Directive
Extract all lines that hold "VWAP" from the records below.

(Data records)

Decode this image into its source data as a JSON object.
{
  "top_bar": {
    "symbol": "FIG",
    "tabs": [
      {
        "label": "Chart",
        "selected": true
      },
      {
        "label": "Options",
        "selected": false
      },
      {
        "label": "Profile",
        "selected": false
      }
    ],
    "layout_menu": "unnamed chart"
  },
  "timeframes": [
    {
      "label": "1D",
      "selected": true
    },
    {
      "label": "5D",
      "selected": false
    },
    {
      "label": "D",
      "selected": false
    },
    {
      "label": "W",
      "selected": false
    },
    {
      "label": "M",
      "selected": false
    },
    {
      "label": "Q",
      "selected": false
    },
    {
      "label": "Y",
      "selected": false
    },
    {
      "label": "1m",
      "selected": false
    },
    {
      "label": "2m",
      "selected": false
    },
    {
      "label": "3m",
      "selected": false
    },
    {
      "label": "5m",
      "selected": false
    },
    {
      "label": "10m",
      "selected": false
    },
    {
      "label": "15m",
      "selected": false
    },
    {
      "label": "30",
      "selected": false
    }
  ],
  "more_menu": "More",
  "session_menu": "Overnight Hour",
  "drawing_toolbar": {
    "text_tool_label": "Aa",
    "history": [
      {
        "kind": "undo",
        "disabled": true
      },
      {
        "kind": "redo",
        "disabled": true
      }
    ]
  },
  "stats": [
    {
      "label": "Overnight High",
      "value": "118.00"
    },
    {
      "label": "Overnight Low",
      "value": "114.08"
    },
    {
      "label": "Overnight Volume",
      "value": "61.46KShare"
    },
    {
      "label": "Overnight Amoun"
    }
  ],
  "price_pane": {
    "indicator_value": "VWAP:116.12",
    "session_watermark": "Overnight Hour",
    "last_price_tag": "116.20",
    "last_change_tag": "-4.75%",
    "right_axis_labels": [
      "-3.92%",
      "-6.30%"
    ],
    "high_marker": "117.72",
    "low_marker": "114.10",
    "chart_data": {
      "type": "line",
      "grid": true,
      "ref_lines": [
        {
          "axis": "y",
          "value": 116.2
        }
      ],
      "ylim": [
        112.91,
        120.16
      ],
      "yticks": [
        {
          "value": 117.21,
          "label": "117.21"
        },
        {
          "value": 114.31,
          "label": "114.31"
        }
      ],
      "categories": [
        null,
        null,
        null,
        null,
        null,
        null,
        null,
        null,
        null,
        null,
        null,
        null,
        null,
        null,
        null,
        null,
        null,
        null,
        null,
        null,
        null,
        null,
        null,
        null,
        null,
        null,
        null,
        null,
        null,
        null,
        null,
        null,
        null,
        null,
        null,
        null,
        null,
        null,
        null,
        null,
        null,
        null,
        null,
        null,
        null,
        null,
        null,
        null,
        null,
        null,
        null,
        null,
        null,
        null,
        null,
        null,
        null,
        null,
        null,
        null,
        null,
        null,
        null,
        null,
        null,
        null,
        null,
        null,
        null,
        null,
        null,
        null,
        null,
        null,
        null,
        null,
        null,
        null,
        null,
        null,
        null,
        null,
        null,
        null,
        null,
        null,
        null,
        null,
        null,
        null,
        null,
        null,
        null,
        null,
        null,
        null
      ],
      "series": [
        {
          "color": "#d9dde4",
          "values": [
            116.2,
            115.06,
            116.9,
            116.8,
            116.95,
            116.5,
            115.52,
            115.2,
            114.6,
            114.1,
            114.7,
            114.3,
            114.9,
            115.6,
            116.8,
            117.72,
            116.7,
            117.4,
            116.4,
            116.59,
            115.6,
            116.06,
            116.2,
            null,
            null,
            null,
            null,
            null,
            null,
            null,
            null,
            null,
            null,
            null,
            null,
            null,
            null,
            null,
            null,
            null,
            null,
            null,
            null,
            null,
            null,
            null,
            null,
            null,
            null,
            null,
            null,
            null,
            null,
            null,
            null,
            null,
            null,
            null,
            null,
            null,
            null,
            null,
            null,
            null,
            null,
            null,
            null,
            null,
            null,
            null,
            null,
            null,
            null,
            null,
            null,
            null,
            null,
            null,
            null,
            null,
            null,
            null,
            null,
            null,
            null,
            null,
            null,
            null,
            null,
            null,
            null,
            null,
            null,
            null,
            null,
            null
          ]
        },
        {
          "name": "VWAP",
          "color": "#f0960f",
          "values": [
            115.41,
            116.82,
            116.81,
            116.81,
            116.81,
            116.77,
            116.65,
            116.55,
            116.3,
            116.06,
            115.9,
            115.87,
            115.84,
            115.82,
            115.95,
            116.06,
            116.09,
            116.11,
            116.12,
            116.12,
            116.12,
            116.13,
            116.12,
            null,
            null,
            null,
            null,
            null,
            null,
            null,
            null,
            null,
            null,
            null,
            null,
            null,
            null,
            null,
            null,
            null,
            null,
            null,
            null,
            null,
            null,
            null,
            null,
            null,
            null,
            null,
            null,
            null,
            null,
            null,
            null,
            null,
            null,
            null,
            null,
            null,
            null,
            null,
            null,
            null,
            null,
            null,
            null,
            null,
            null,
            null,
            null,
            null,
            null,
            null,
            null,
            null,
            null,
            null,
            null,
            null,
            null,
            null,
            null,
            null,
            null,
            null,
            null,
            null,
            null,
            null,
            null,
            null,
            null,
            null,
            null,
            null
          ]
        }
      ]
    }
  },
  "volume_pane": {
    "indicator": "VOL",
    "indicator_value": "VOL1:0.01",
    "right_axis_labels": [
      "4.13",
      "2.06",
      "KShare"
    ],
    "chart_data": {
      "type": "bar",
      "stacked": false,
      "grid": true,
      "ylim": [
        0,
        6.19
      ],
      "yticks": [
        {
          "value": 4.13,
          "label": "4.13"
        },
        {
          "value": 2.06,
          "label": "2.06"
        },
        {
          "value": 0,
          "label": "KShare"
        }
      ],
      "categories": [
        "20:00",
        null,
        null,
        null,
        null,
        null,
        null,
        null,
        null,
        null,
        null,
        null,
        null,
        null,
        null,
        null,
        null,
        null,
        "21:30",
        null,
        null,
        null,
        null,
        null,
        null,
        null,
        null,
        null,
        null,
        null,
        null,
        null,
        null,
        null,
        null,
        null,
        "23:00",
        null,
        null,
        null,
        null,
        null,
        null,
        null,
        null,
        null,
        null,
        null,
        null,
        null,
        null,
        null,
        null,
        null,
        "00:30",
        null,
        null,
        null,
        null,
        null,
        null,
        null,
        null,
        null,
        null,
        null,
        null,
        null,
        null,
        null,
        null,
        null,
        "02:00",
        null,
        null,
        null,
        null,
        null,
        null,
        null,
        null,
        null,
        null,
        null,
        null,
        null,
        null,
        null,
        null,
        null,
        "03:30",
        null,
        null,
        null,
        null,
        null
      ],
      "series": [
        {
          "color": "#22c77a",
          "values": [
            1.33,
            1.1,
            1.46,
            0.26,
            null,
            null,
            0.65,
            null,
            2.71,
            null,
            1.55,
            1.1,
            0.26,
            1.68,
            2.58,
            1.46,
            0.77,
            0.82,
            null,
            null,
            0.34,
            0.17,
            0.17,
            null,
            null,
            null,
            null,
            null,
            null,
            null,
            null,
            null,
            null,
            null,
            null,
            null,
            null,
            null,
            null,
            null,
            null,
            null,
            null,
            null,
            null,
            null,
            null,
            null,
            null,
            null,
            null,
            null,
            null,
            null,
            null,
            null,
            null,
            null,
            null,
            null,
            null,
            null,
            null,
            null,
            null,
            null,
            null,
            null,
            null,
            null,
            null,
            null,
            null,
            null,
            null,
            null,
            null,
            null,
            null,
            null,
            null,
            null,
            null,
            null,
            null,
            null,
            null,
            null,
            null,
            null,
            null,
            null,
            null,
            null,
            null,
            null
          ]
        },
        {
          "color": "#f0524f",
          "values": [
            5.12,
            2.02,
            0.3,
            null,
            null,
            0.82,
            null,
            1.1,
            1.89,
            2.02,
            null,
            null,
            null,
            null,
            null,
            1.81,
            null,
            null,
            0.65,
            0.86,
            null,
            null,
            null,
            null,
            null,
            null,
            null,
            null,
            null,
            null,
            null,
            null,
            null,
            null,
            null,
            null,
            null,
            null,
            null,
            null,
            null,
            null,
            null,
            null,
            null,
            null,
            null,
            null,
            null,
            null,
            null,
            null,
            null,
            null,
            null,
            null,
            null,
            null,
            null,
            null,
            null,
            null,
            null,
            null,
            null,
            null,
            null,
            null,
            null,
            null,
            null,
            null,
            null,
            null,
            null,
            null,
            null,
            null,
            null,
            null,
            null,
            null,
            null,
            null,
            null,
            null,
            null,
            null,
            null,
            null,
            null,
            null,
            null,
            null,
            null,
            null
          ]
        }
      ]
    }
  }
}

Task answer
    "indicator_value": "VWAP:116.12",
          "name": "VWAP",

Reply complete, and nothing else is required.